== Data shown ==
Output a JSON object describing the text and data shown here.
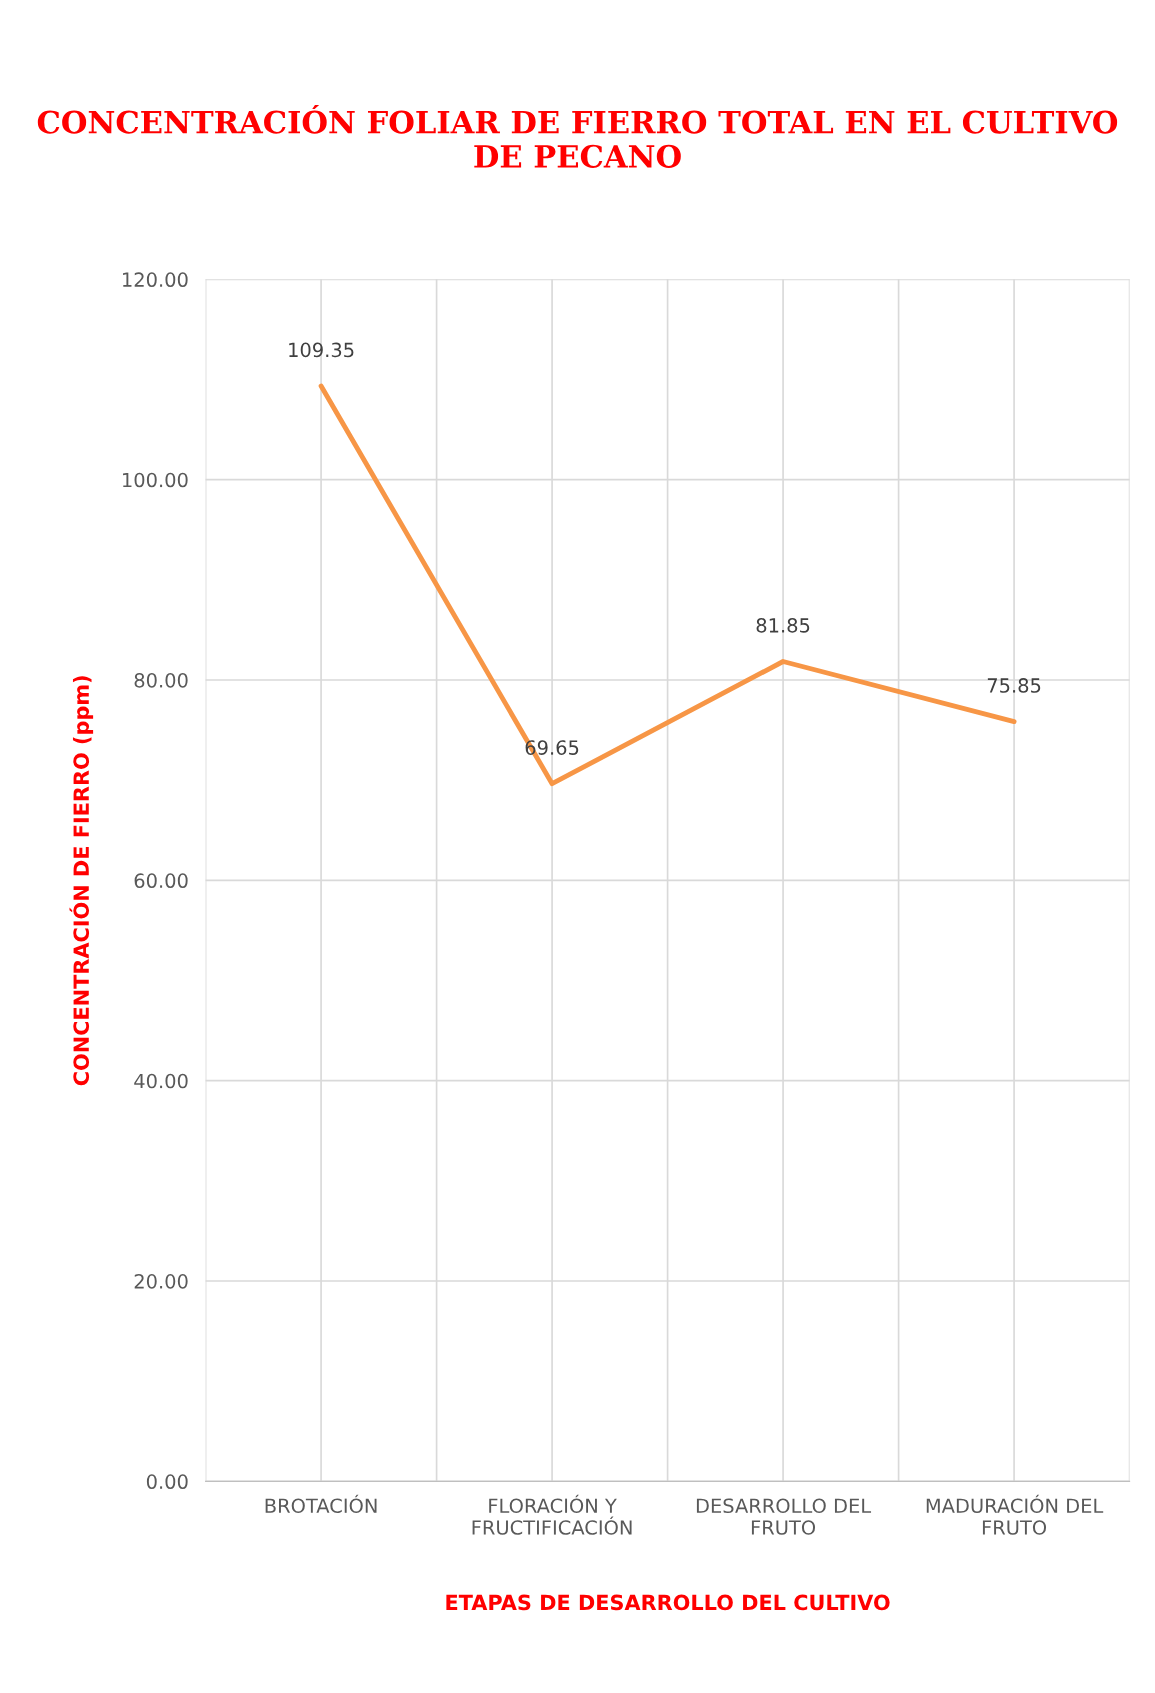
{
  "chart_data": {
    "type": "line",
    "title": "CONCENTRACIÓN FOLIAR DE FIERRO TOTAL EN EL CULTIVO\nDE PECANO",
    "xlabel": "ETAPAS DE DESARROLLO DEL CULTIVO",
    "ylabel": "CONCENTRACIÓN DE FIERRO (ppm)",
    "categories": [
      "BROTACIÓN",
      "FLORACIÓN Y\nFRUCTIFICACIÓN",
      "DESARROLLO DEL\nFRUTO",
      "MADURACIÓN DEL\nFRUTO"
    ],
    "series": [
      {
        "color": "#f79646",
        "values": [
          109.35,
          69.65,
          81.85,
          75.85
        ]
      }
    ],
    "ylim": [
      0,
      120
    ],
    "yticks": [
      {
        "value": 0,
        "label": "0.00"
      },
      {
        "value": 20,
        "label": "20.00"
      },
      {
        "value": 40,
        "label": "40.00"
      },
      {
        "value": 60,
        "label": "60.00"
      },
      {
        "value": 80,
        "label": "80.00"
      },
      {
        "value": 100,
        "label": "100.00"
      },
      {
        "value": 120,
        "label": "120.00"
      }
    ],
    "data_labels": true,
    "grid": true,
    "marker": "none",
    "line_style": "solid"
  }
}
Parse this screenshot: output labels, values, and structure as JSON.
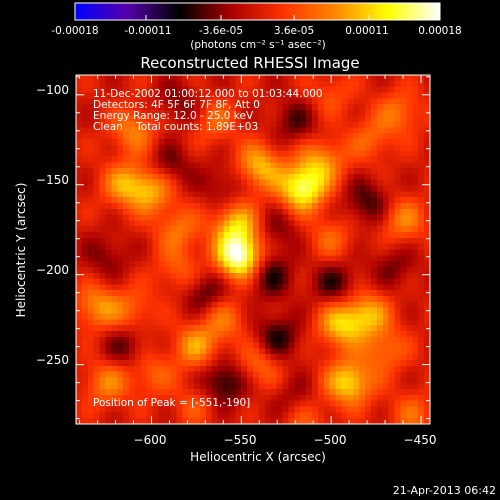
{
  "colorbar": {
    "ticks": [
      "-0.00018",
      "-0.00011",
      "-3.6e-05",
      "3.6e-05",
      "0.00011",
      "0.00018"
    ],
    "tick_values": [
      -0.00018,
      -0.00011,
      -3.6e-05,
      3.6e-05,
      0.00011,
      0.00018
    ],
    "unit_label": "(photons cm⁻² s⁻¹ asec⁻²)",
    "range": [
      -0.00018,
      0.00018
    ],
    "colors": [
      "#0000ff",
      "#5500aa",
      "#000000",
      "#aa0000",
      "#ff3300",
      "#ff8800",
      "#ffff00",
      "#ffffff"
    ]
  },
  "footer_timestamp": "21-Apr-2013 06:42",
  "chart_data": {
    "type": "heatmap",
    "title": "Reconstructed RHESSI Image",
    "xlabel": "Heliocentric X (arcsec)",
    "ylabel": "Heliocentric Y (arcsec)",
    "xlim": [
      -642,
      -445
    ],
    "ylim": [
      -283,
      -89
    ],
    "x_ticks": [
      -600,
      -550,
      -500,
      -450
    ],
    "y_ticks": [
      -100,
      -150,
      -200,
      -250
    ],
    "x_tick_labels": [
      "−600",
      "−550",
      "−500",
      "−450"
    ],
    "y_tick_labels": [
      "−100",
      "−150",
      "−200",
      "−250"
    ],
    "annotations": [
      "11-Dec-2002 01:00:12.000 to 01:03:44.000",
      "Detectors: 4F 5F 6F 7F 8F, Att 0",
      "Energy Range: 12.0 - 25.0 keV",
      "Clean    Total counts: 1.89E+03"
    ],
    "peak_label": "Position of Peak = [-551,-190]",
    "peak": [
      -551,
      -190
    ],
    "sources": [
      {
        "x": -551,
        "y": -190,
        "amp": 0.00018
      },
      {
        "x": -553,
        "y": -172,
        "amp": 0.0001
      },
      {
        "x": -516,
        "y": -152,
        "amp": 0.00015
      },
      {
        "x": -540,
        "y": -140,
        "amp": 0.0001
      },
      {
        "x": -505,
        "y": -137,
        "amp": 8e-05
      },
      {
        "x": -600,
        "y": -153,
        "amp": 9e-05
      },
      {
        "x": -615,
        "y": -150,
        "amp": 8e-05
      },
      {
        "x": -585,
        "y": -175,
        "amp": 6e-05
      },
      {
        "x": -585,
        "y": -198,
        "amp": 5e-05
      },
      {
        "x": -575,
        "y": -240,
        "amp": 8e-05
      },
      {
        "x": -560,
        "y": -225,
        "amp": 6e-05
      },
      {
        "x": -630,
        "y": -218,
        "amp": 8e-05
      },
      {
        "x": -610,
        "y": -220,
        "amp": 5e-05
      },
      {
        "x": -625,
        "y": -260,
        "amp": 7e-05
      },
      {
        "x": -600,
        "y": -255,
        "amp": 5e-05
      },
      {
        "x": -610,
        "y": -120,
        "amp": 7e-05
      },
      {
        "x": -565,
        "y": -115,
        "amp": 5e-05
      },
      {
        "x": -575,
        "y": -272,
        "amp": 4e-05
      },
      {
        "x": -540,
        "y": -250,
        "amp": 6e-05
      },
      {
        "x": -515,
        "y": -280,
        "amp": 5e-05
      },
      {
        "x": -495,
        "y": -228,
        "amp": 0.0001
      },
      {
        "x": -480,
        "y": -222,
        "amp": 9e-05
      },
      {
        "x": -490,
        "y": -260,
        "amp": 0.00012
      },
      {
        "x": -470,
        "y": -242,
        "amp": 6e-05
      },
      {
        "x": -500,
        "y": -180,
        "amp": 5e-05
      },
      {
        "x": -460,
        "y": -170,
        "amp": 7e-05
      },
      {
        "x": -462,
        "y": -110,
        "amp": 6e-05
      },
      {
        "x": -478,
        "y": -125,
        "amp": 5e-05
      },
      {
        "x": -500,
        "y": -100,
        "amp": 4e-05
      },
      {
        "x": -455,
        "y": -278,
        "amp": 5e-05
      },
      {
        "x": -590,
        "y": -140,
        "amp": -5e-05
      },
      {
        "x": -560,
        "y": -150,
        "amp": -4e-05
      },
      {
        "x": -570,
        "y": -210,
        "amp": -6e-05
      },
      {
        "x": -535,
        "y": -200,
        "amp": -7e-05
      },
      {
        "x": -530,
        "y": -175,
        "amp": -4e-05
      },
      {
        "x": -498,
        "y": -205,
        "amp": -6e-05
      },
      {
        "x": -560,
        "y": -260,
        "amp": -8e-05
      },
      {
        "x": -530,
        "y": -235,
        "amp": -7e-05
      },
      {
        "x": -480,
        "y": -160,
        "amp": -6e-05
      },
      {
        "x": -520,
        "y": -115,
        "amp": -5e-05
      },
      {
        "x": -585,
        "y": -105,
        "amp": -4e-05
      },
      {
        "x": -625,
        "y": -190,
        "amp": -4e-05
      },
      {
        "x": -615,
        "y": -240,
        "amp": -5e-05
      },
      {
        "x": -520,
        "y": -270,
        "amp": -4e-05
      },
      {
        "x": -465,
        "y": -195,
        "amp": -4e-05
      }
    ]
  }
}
===
== Data shown ==
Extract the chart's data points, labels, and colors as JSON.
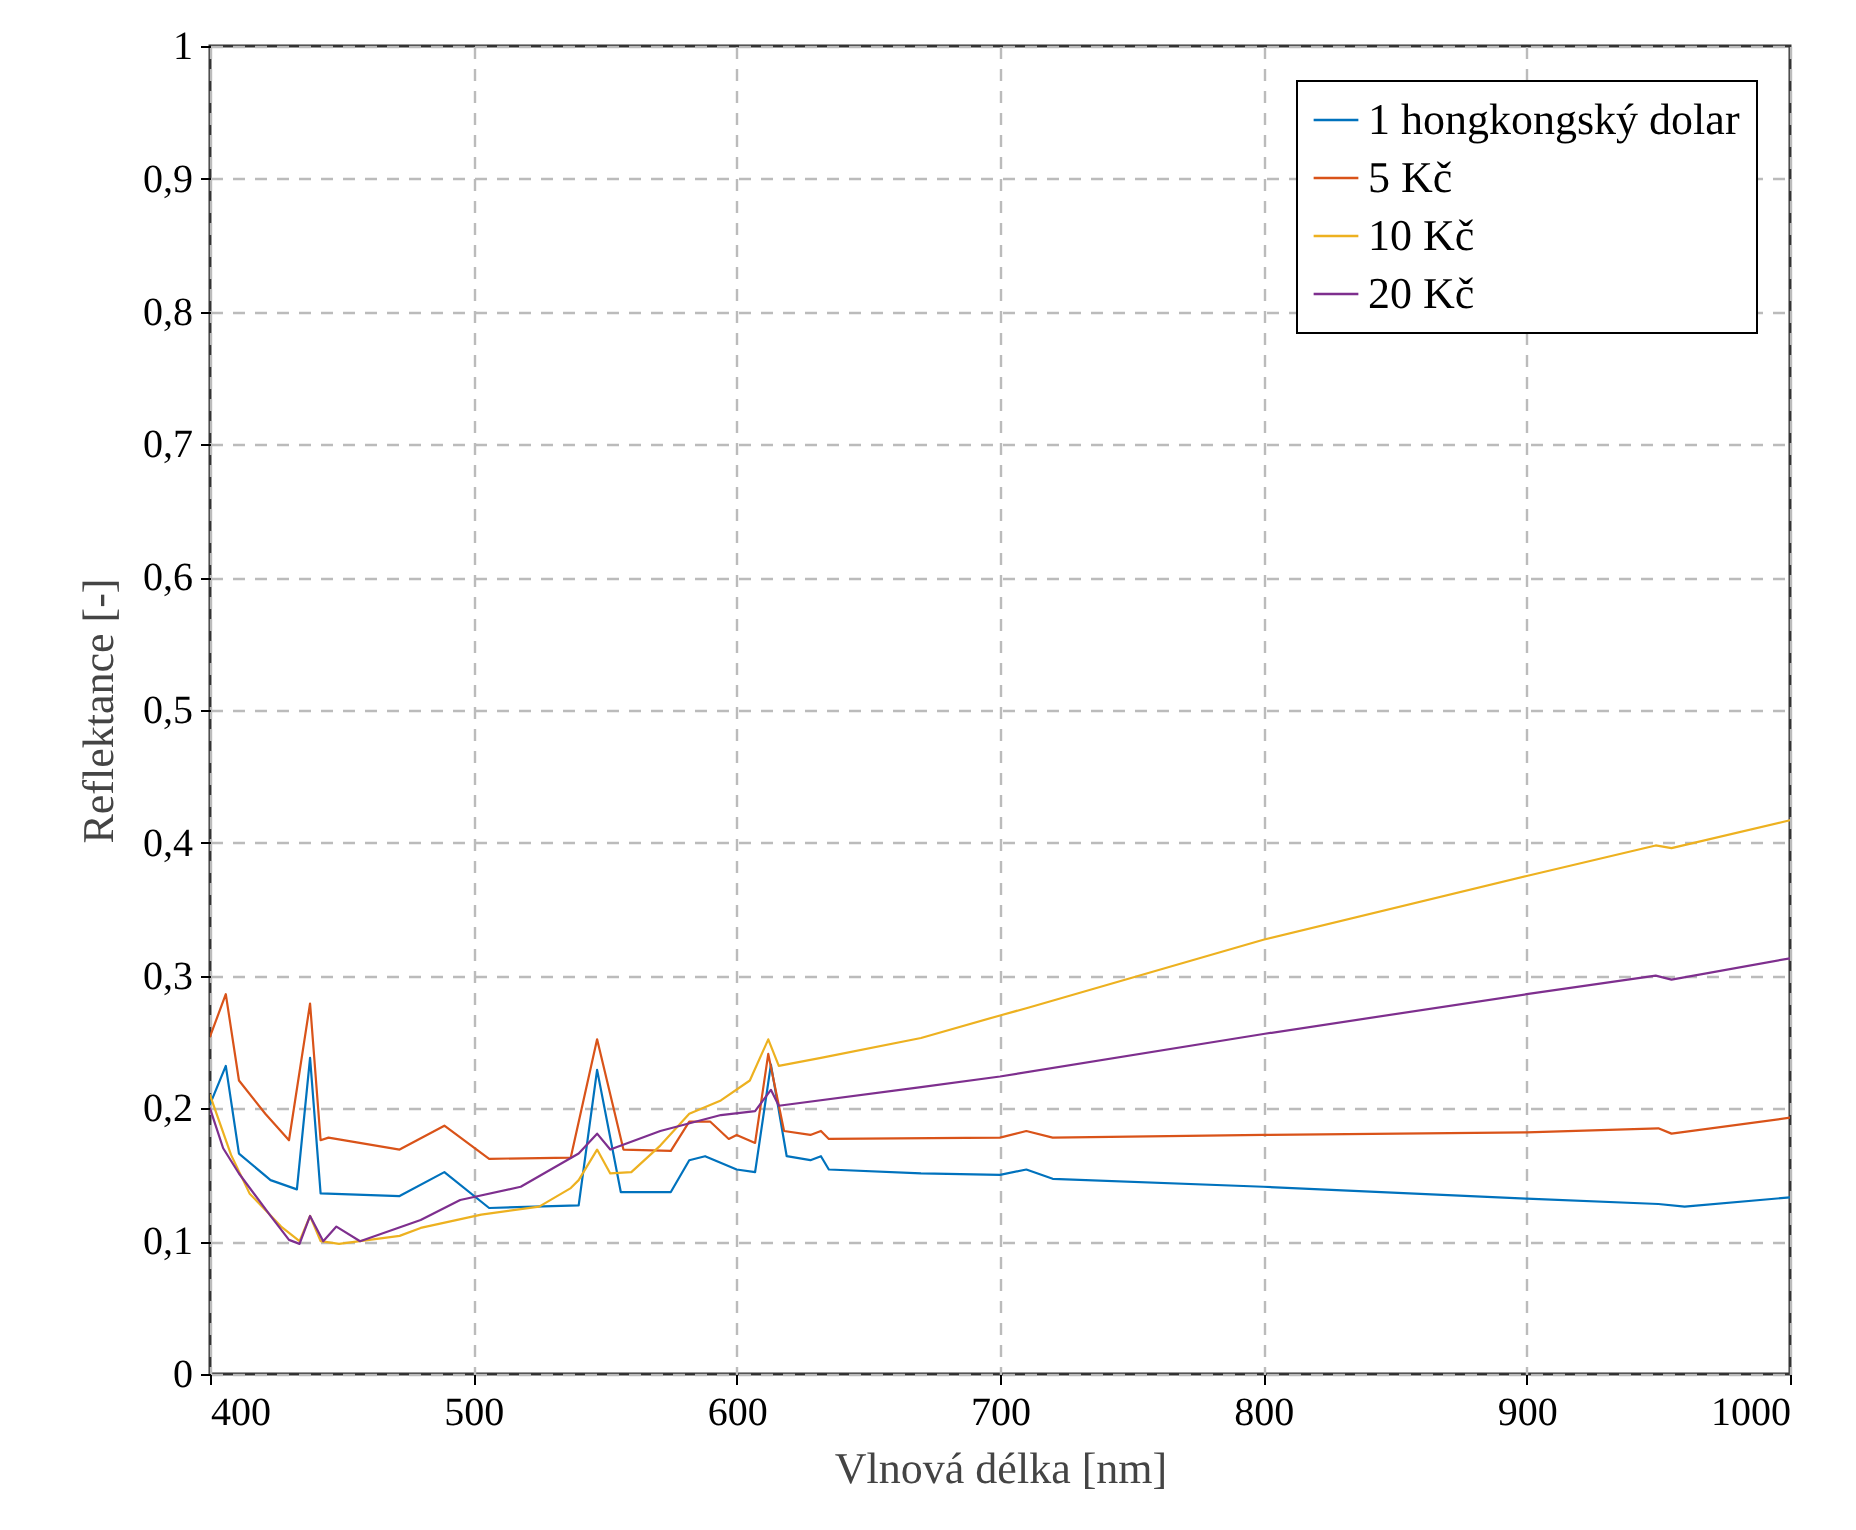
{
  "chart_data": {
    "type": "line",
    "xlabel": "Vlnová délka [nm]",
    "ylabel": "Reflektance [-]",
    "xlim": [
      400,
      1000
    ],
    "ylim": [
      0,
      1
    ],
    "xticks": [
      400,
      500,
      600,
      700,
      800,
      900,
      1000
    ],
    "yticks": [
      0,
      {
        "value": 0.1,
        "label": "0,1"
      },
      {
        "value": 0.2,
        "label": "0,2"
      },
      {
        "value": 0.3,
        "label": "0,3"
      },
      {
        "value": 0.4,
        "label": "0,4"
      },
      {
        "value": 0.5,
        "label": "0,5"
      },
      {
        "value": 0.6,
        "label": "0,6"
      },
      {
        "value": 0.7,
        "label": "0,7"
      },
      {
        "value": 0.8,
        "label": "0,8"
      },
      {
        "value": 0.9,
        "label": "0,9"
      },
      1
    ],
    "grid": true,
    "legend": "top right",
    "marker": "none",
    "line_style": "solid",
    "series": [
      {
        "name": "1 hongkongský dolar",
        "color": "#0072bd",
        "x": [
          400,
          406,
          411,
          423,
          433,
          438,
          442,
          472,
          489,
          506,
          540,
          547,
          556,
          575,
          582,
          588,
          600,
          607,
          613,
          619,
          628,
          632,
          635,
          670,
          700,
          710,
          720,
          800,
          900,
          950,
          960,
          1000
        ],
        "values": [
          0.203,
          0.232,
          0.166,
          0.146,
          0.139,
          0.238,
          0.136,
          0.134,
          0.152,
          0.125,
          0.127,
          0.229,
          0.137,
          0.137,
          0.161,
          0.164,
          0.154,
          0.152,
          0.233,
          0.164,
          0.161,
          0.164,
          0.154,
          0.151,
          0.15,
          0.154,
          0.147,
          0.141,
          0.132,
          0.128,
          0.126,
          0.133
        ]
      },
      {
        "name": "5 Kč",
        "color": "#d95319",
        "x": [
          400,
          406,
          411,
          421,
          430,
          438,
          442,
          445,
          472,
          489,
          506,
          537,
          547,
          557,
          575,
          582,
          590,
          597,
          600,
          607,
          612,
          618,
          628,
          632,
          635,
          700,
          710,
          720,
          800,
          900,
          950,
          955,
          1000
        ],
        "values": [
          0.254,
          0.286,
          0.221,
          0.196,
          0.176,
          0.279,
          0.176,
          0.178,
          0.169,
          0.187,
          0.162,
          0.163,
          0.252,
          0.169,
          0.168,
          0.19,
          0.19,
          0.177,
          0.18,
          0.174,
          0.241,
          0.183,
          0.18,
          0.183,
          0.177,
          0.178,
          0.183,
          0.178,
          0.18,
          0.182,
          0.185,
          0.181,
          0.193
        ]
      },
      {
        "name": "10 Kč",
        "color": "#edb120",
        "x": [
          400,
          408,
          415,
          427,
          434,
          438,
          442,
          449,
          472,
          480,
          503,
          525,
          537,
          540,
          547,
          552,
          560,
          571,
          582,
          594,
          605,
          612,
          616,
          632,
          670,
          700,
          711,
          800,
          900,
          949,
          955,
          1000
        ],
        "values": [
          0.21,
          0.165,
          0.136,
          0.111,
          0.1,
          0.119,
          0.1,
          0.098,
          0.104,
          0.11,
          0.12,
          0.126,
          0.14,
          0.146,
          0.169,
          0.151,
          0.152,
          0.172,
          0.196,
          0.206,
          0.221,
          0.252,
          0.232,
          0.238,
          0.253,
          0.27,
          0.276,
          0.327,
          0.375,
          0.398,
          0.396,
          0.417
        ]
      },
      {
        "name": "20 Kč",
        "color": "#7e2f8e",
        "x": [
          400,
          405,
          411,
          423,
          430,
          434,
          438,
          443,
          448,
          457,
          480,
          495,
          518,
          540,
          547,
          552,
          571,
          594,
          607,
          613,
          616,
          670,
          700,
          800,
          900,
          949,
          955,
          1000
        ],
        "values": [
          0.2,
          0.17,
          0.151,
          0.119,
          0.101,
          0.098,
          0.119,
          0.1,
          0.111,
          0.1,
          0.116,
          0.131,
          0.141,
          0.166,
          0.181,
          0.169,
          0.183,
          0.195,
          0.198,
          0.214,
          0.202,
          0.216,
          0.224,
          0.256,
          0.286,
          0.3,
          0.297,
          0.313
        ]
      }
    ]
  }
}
===
■ Task objective ■
Identify the lines of the data that contain the word "arcsec". Copy each of them.

■ Output for this exercise ■
    "xlabel": "Heliocentric X (arcsec)",
    "ylabel": "Heliocentric Y (arcsec)",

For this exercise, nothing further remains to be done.